» Challenge: Identify all lines below that hold "their" and collect them.

» Available records:
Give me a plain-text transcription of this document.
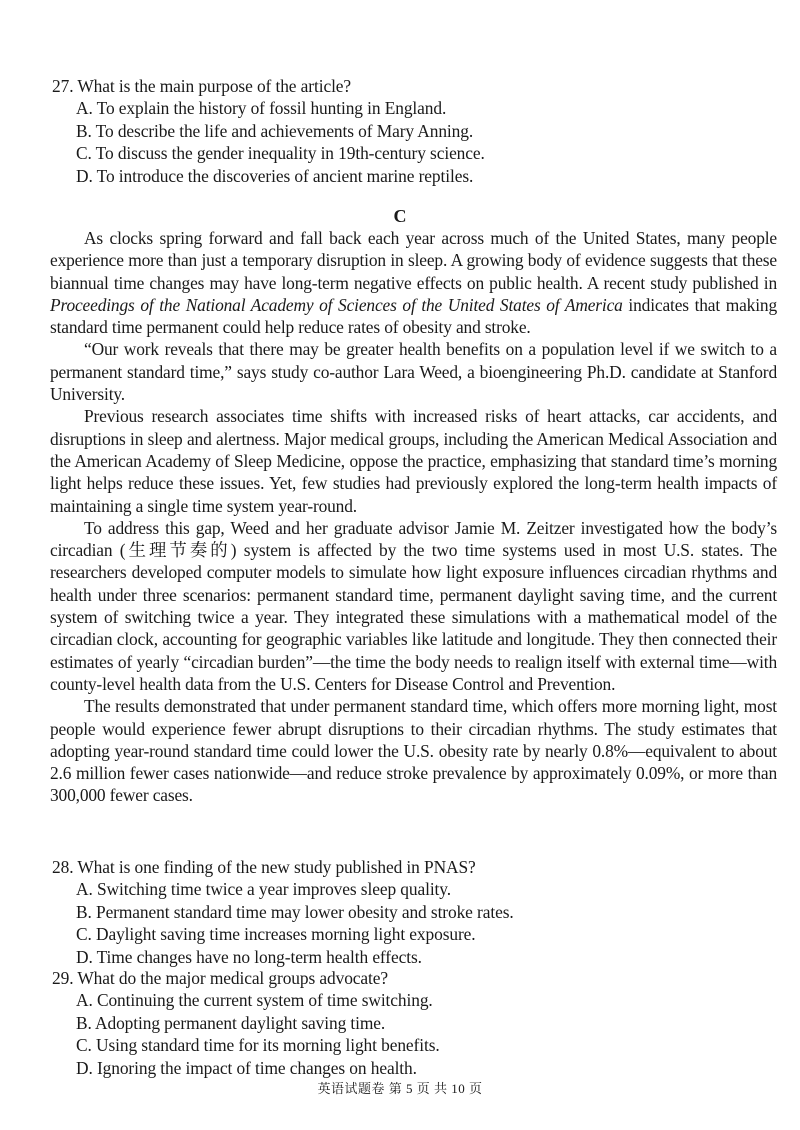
27. What is the main purpose of the article?
A. To explain the history of fossil hunting in England.
B. To describe the life and achievements of Mary Anning.
C. To discuss the gender inequality in 19th-century science.
D. To introduce the discoveries of ancient marine reptiles.
C

As clocks spring forward and fall back each year across much of the United States, many people experience more than just a temporary disruption in sleep. A growing body of evidence suggests that these biannual time changes may have long-term negative effects on public health. A recent study published in Proceedings of the National Academy of Sciences of the United States of America indicates that making standard time permanent could help reduce rates of obesity and stroke.

“Our work reveals that there may be greater health benefits on a population level if we switch to a permanent standard time,” says study co-author Lara Weed, a bioengineering Ph.D. candidate at Stanford University.

Previous research associates time shifts with increased risks of heart attacks, car accidents, and disruptions in sleep and alertness. Major medical groups, including the American Medical Association and the American Academy of Sleep Medicine, oppose the practice, emphasizing that standard time’s morning light helps reduce these issues. Yet, few studies had previously explored the long-term health impacts of maintaining a single time system year-round.

To address this gap, Weed and her graduate advisor Jamie M. Zeitzer investigated how the body’s circadian (生理节奏的) system is affected by the two time systems used in most U.S. states. The researchers developed computer models to simulate how light exposure influences circadian rhythms and health under three scenarios: permanent standard time, permanent daylight saving time, and the current system of switching twice a year. They integrated these simulations with a mathematical model of the circadian clock, accounting for geographic variables like latitude and longitude. They then connected their estimates of yearly “circadian burden”—the time the body needs to realign itself with external time—with county-level health data from the U.S. Centers for Disease Control and Prevention.

The results demonstrated that under permanent standard time, which offers more morning light, most people would experience fewer abrupt disruptions to their circadian rhythms. The study estimates that adopting year-round standard time could lower the U.S. obesity rate by nearly 0.8%—equivalent to about 2.6 million fewer cases nationwide—and reduce stroke prevalence by approximately 0.09%, or more than 300,000 fewer cases.

28. What is one finding of the new study published in PNAS?
A. Switching time twice a year improves sleep quality.
B. Permanent standard time may lower obesity and stroke rates.
C. Daylight saving time increases morning light exposure.
D. Time changes have no long-term health effects.
29. What do the major medical groups advocate?
A. Continuing the current system of time switching.
B. Adopting permanent daylight saving time.
C. Using standard time for its morning light benefits.
D. Ignoring the impact of time changes on health.
英语试题卷 第 5 页 共 10 页
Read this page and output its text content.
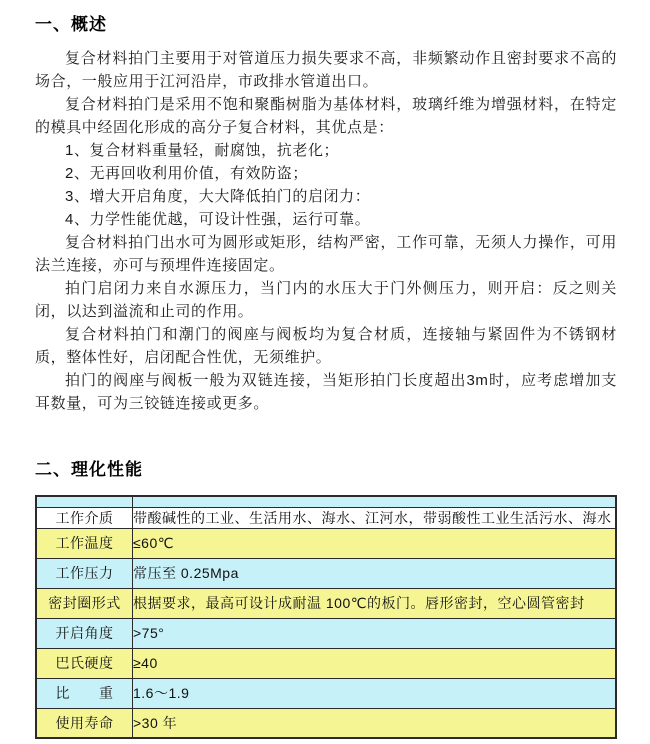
一、概述

复合材料拍门主要用于对管道压力损失要求不高，非频繁动作且密封要求不高的场合，一般应用于江河沿岸，市政排水管道出口。

复合材料拍门是采用不饱和聚酯树脂为基体材料，玻璃纤维为增强材料，在特定的模具中经固化形成的高分子复合材料，其优点是：

1、复合材料重量轻，耐腐蚀，抗老化；

2、无再回收利用价值，有效防盗；

3、增大开启角度，大大降低拍门的启闭力：

4、力学性能优越，可设计性强，运行可靠。

复合材料拍门出水可为圆形或矩形，结构严密，工作可靠，无须人力操作，可用法兰连接，亦可与预埋件连接固定。

拍门启闭力来自水源压力，当门内的水压大于门外侧压力，则开启：反之则关闭，以达到溢流和止司的作用。

复合材料拍门和潮门的阀座与阀板均为复合材质，连接轴与紧固件为不锈钢材质，整体性好，启闭配合性优，无须维护。

拍门的阀座与阀板一般为双链连接，当矩形拍门长度超出3m时，应考虑增加支耳数量，可为三铰链连接或更多。

二、理化性能

工作介质	带酸碱性的工业、生活用水、海水、江河水，带弱酸性工业生活污水、海水
工作温度	≤60℃
工作压力	常压至 0.25Mpa
密封圈形式	根据要求，最高可设计成耐温 100℃的板门。唇形密封，空心圆管密封
开启角度	>75°
巴氏硬度	≥40
比　　重	1.6～1.9
使用寿命	>30 年
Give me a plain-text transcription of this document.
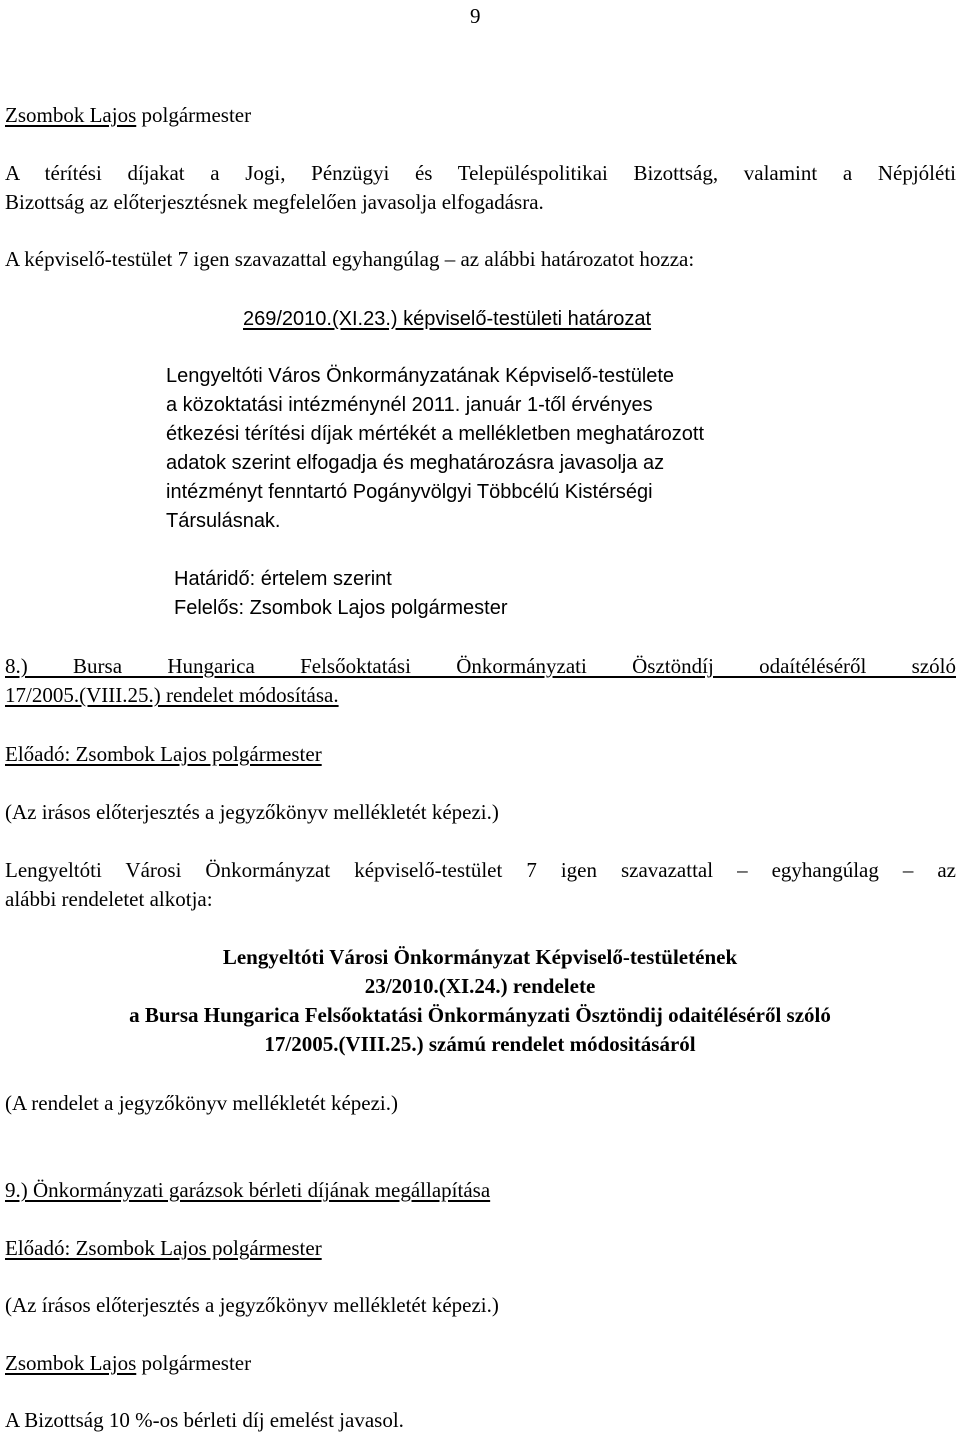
9
Zsombok Lajos polgármester
A térítési díjakat a Jogi, Pénzügyi és Településpolitikai Bizottság, valamint a Népjóléti
Bizottság az előterjesztésnek megfelelően javasolja elfogadásra.
A képviselő-testület 7 igen szavazattal egyhangúlag – az alábbi határozatot hozza:
269/2010.(XI.23.) képviselő-testületi határozat
Lengyeltóti Város Önkormányzatának Képviselő-testülete
a közoktatási intézménynél 2011. január 1-től érvényes
étkezési térítési díjak mértékét a mellékletben meghatározott
adatok szerint elfogadja és meghatározásra javasolja az
intézményt fenntartó Pogányvölgyi Többcélú Kistérségi
Társulásnak.
Határidő: értelem szerint
Felelős: Zsombok Lajos polgármester
8.) Bursa Hungarica Felsőoktatási Önkormányzati Ösztöndíj odaítéléséről szóló
17/2005.(VIII.25.) rendelet módosítása.
Előadó: Zsombok Lajos polgármester
(Az irásos előterjesztés a jegyzőkönyv mellékletét képezi.)
Lengyeltóti Városi Önkormányzat képviselő-testület 7 igen szavazattal – egyhangúlag – az
alábbi rendeletet alkotja:
Lengyeltóti Városi Önkormányzat Képviselő-testületének
23/2010.(XI.24.) rendelete
a Bursa Hungarica Felsőoktatási Önkormányzati Ösztöndij odaitéléséről szóló
17/2005.(VIII.25.) számú rendelet módositásáról
(A rendelet a jegyzőkönyv mellékletét képezi.)
9.) Önkormányzati garázsok bérleti díjának megállapítása
Előadó: Zsombok Lajos polgármester
(Az írásos előterjesztés a jegyzőkönyv mellékletét képezi.)
Zsombok Lajos polgármester
A Bizottság 10 %-os bérleti díj emelést javasol.
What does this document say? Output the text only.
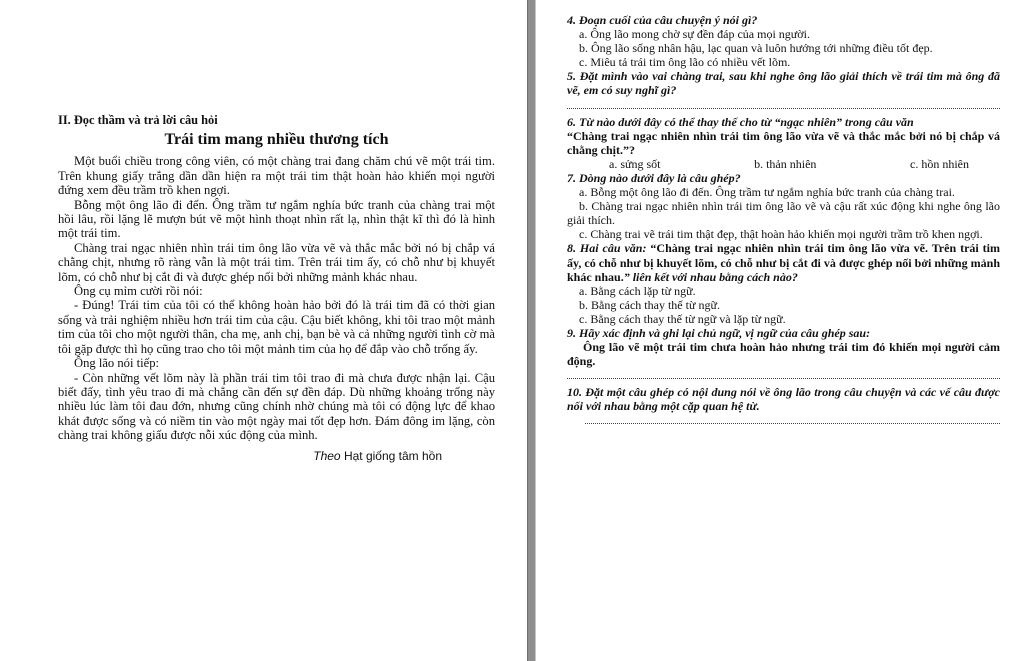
II. Đọc thầm và trả lời câu hỏi

Trái tim mang nhiều thương tích

Một buổi chiều trong công viên, có một chàng trai đang chăm chú vẽ một trái tim. Trên khung giấy trắng dần dần hiện ra một trái tim thật hoàn hảo khiến mọi người đứng xem đều trầm trồ khen ngợi.

Bỗng một ông lão đi đến. Ông trầm tư ngắm nghía bức tranh của chàng trai một hồi lâu, rồi lặng lẽ mượn bút vẽ một hình thoạt nhìn rất lạ, nhìn thật kĩ thì đó là hình một trái tim.

Chàng trai ngạc nhiên nhìn trái tim ông lão vừa vẽ và thắc mắc bởi nó bị chắp vá chằng chịt, nhưng rõ ràng vẫn là một trái tim. Trên trái tim ấy, có chỗ như bị khuyết lõm, có chỗ như bị cắt đi và được ghép nối bởi những mảnh khác nhau.

Ông cụ mỉm cười rồi nói:

- Đúng! Trái tim của tôi có thể không hoàn hảo bởi đó là trái tim đã có thời gian sống và trải nghiệm nhiều hơn trái tim của cậu. Cậu biết không, khi tôi trao một mảnh tim của tôi cho một người thân, cha mẹ, anh chị, bạn bè và cả những người tình cờ mà tôi gặp được thì họ cũng trao cho tôi một mảnh tim của họ để đắp vào chỗ trống ấy.

Ông lão nói tiếp:

- Còn những vết lõm này là phần trái tim tôi trao đi mà chưa được nhận lại. Cậu biết đấy, tình yêu trao đi mà chẳng cần đến sự đền đáp. Dù những khoảng trống này nhiều lúc làm tôi đau đớn, nhưng cũng chính nhờ chúng mà tôi có động lực để khao khát được sống và có niềm tin vào một ngày mai tốt đẹp hơn. Đám đông im lặng, còn chàng trai không giấu được nỗi xúc động của mình.

Theo Hạt giống tâm hồn

4. Đoạn cuối của câu chuyện ý nói gì?

a. Ông lão mong chờ sự đền đáp của mọi người.

b. Ông lão sống nhân hậu, lạc quan và luôn hướng tới những điều tốt đẹp.

c. Miêu tả trái tim ông lão có nhiều vết lõm.

5. Đặt mình vào vai chàng trai, sau khi nghe ông lão giải thích về trái tim mà ông đã vẽ, em có suy nghĩ gì?

6. Từ nào dưới đây có thể thay thế cho từ “ngạc nhiên” trong câu văn

“Chàng trai ngạc nhiên nhìn trái tim ông lão vừa vẽ và thắc mắc bởi nó bị chắp vá chằng chịt.”?

a. sửng sốt	b. thản nhiên	c. hồn nhiên

7. Dòng nào dưới đây là câu ghép?

a. Bỗng một ông lão đi đến. Ông trầm tư ngắm nghía bức tranh của chàng trai.

b. Chàng trai ngạc nhiên nhìn trái tim ông lão vẽ và cậu rất xúc động khi nghe ông lão giải thích.

c. Chàng trai vẽ trái tim thật đẹp, thật hoàn hảo khiến mọi người trầm trồ khen ngợi.

8. Hai câu văn: “Chàng trai ngạc nhiên nhìn trái tim ông lão vừa vẽ. Trên trái tim ấy, có chỗ như bị khuyết lõm, có chỗ như bị cắt đi và được ghép nối bởi những mảnh khác nhau.” liên kết với nhau bằng cách nào?

a. Bằng cách lặp từ ngữ.

b. Bằng cách thay thế từ ngữ.

c. Bằng cách thay thế từ ngữ và lặp từ ngữ.

9. Hãy xác định và ghi lại chủ ngữ, vị ngữ của câu ghép sau:

Ông lão vẽ một trái tim chưa hoàn hảo nhưng trái tim đó khiến mọi người cảm động.

10. Đặt một câu ghép có nội dung nói về ông lão trong câu chuyện và các vế câu được nối với nhau bằng một cặp quan hệ từ.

» Written answer:
To address this gap, Weed and her graduate advisor Jamie M. Zeitzer investigated how the body’s circadian (生理节奏的) system is affected by the two time systems used in most U.S. states. The researchers developed computer models to simulate how light exposure influences circadian rhythms and health under three scenarios: permanent standard time, permanent daylight saving time, and the current system of switching twice a year. They integrated these simulations with a mathematical model of the circadian clock, accounting for geographic variables like latitude and longitude. They then connected their estimates of yearly “circadian burden”—the time the body needs to realign itself with external time—with county-level health data from the U.S. Centers for Disease Control and Prevention.
The results demonstrated that under permanent standard time, which offers more morning light, most people would experience fewer abrupt disruptions to their circadian rhythms. The study estimates that adopting year-round standard time could lower the U.S. obesity rate by nearly 0.8%—equivalent to about 2.6 million fewer cases nationwide—and reduce stroke prevalence by approximately 0.09%, or more than 300,000 fewer cases.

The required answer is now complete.